Collect all lines containing the word "xlabel" from the data.

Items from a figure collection

++++++++++++++++++++

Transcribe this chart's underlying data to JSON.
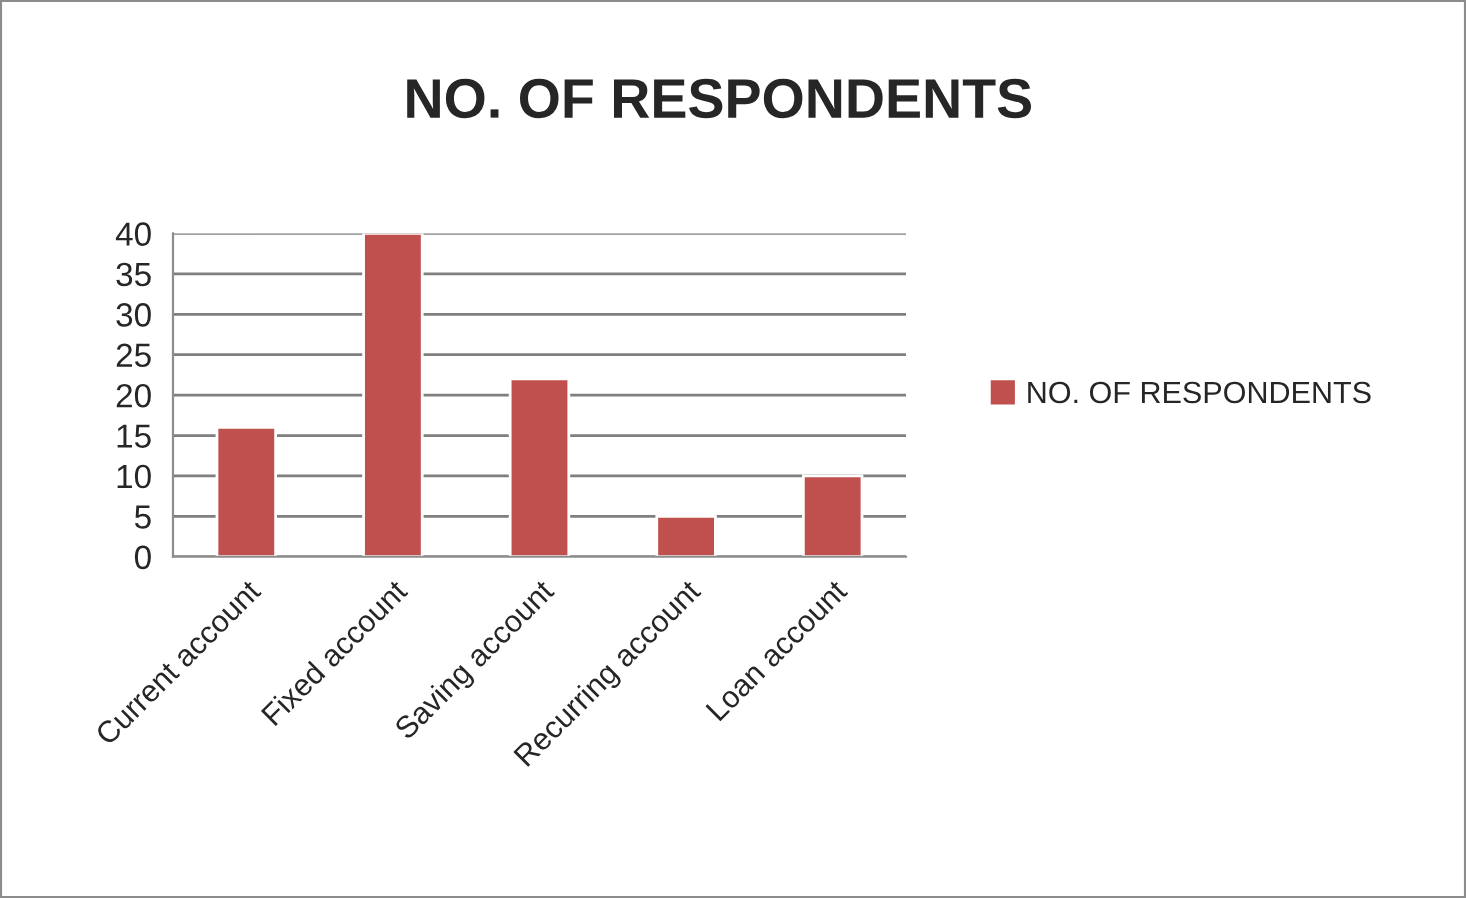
{
  "chart_data": {
    "type": "bar",
    "title": "NO. OF RESPONDENTS",
    "categories": [
      "Current account",
      "Fixed account",
      "Saving account",
      "Recurring account",
      "Loan account"
    ],
    "series": [
      {
        "name": "NO. OF RESPONDENTS",
        "color": "#c0504d",
        "values": [
          16,
          40,
          22,
          5,
          10
        ]
      }
    ],
    "ylim": [
      0,
      40
    ],
    "yticks": [
      0,
      5,
      10,
      15,
      20,
      25,
      30,
      35,
      40
    ],
    "grid": "y",
    "legend": "right"
  }
}
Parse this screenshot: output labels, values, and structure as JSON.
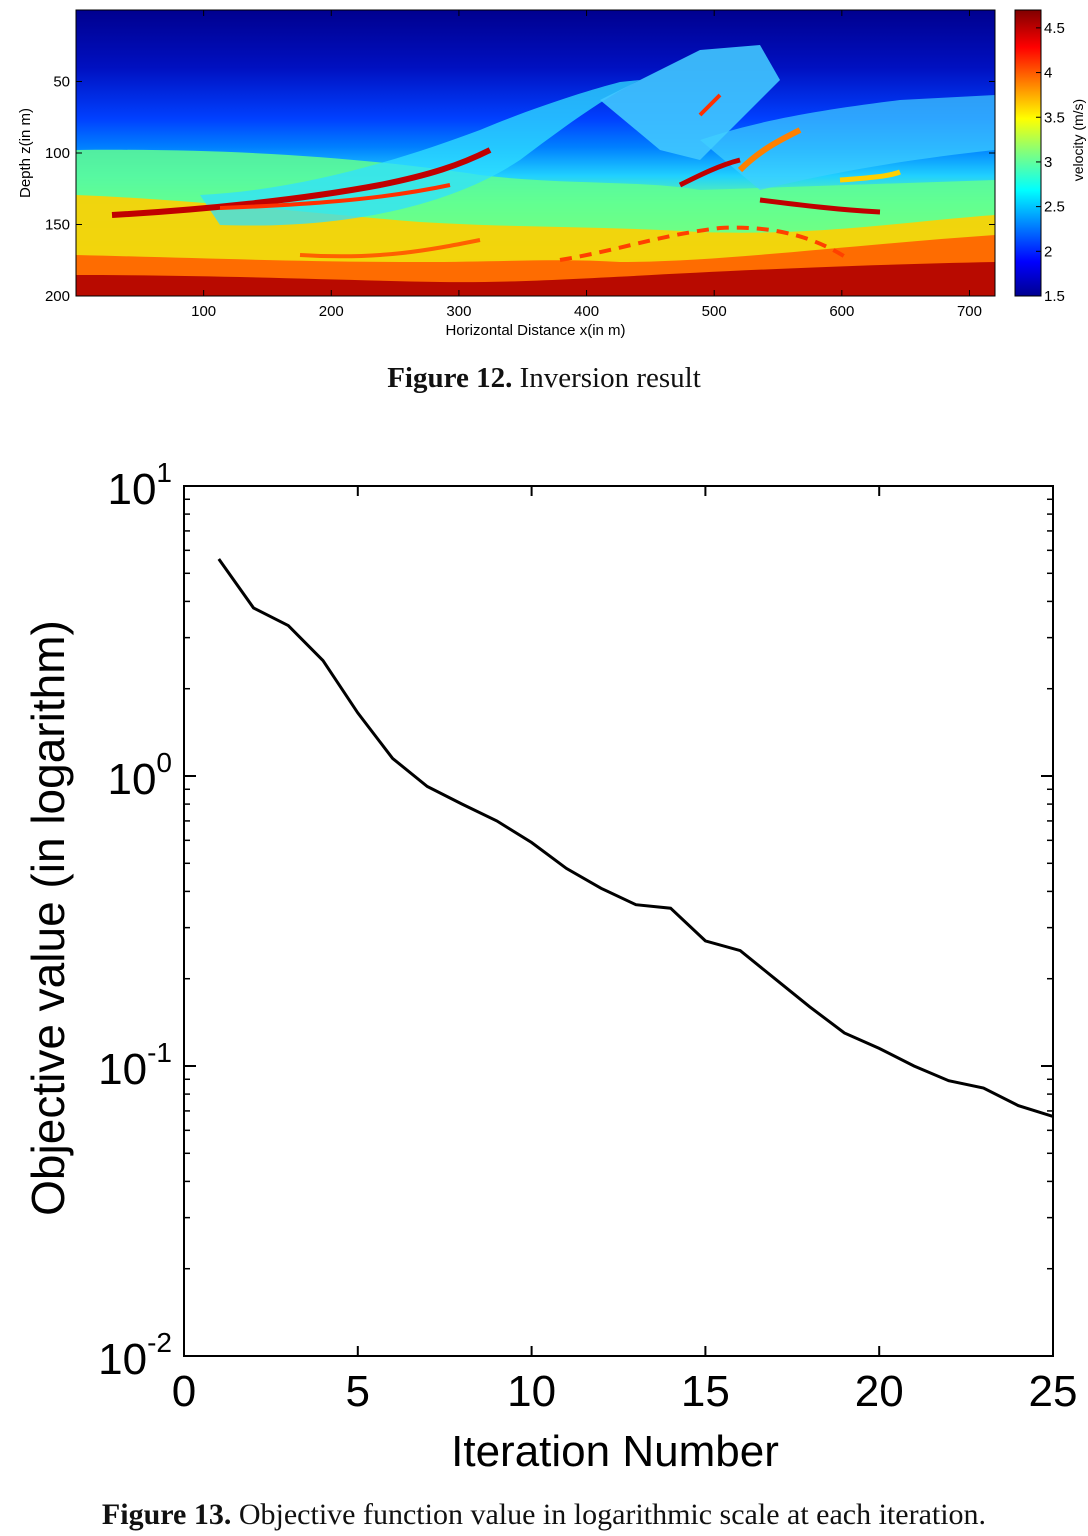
{
  "figures": [
    {
      "figure_label": "Figure 12.",
      "caption": "Inversion result"
    },
    {
      "figure_label": "Figure 13.",
      "caption": "Objective function value in logarithmic scale at each iteration."
    }
  ],
  "chart_data": [
    {
      "type": "heatmap",
      "xlabel": "Horizontal Distance x(in m)",
      "ylabel": "Depth z(in m)",
      "xticks": [
        "100",
        "200",
        "300",
        "400",
        "500",
        "600",
        "700"
      ],
      "yticks": [
        "50",
        "100",
        "150",
        "200"
      ],
      "xlim": [
        0,
        720
      ],
      "ylim": [
        0,
        200
      ],
      "y_inverted": true,
      "colorbar": {
        "label": "velocity (m/s)",
        "ticks": [
          "1.5",
          "2",
          "2.5",
          "3",
          "3.5",
          "4",
          "4.5"
        ],
        "range": [
          1.5,
          4.7
        ],
        "colormap": "jet"
      }
    },
    {
      "type": "line",
      "xlabel": "Iteration Number",
      "ylabel": "Objective value (in logarithm)",
      "xlim": [
        0,
        25
      ],
      "ylim": [
        0.01,
        10
      ],
      "y_scale": "log",
      "grid": false,
      "xticks": [
        "0",
        "5",
        "10",
        "15",
        "20",
        "25"
      ],
      "yticks": [
        {
          "base": "10",
          "exp": "1",
          "value": 10
        },
        {
          "base": "10",
          "exp": "0",
          "value": 1
        },
        {
          "base": "10",
          "exp": "-1",
          "value": 0.1
        },
        {
          "base": "10",
          "exp": "-2",
          "value": 0.01
        }
      ],
      "series": [
        {
          "color": "#000000",
          "x": [
            1,
            2,
            3,
            4,
            5,
            6,
            7,
            8,
            9,
            10,
            11,
            12,
            13,
            14,
            15,
            16,
            17,
            18,
            19,
            20,
            21,
            22,
            23,
            24,
            25
          ],
          "y": [
            5.6,
            3.8,
            3.3,
            2.5,
            1.65,
            1.15,
            0.92,
            0.8,
            0.7,
            0.59,
            0.48,
            0.41,
            0.36,
            0.35,
            0.27,
            0.25,
            0.2,
            0.16,
            0.13,
            0.115,
            0.1,
            0.089,
            0.084,
            0.073,
            0.067
          ]
        }
      ]
    }
  ]
}
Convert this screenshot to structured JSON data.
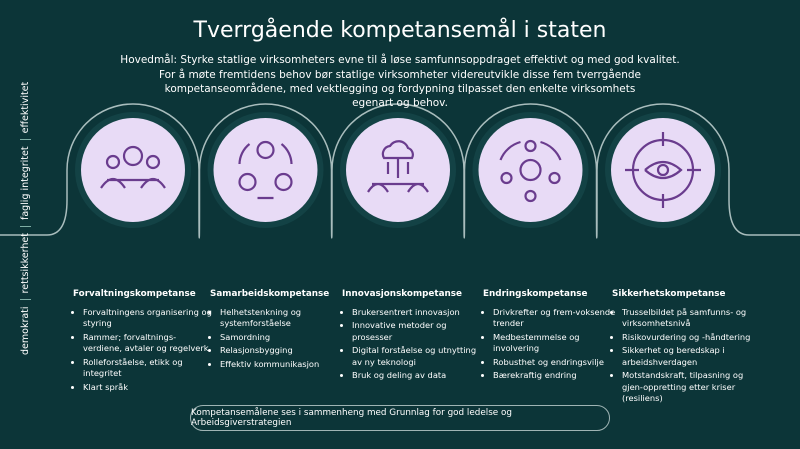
{
  "header": {
    "title": "Tverrgående kompetansemål i staten",
    "goal": "Hovedmål: Styrke statlige virksomheters evne til å løse samfunnsoppdraget effektivt og med god kvalitet.",
    "intro": "For å møte fremtidens behov bør statlige virksomheter videreutvikle disse fem tverrgående kompetanseområdene, med vektlegging og fordypning tilpasset den enkelte virksomhets egenart og behov."
  },
  "side_labels": [
    "demokrati",
    "rettsikkerhet",
    "faglig integritet",
    "effektivitet"
  ],
  "areas": [
    {
      "title": "Forvaltningskompetanse",
      "items": [
        "Forvaltningens organisering og styring",
        "Rammer; forvaltnings-verdiene, avtaler og regelverk",
        "Rolleforståelse, etikk og integritet",
        "Klart språk"
      ]
    },
    {
      "title": "Samarbeidskompetanse",
      "items": [
        "Helhetstenkning og systemforståelse",
        "Samordning",
        "Relasjonsbygging",
        "Effektiv kommunikasjon"
      ]
    },
    {
      "title": "Innovasjonskompetanse",
      "items": [
        "Brukersentrert innovasjon",
        "Innovative metoder og prosesser",
        "Digital forståelse og utnytting av ny teknologi",
        "Bruk og deling av data"
      ]
    },
    {
      "title": "Endringskompetanse",
      "items": [
        "Drivkrefter og frem-voksende trender",
        "Medbestemmelse og involvering",
        "Robusthet og endringsvilje",
        "Bærekraftig endring"
      ]
    },
    {
      "title": "Sikkerhetskompetanse",
      "items": [
        "Trusselbildet på samfunns- og virksomhetsnivå",
        "Risikovurdering og -håndtering",
        "Sikkerhet og beredskap i arbeidshverdagen",
        "Motstandskraft, tilpasning og gjen-oppretting etter kriser (resiliens)"
      ]
    }
  ],
  "footer": "Kompetansemålene ses i sammenheng med Grunnlag for god ledelse og Arbeidsgiverstrategien"
}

++++++++++++++++++++

(Answer to the exercise):
      "xlabel": "Horizontal Distance x(in m)",
      "xlabel": "Iteration Number",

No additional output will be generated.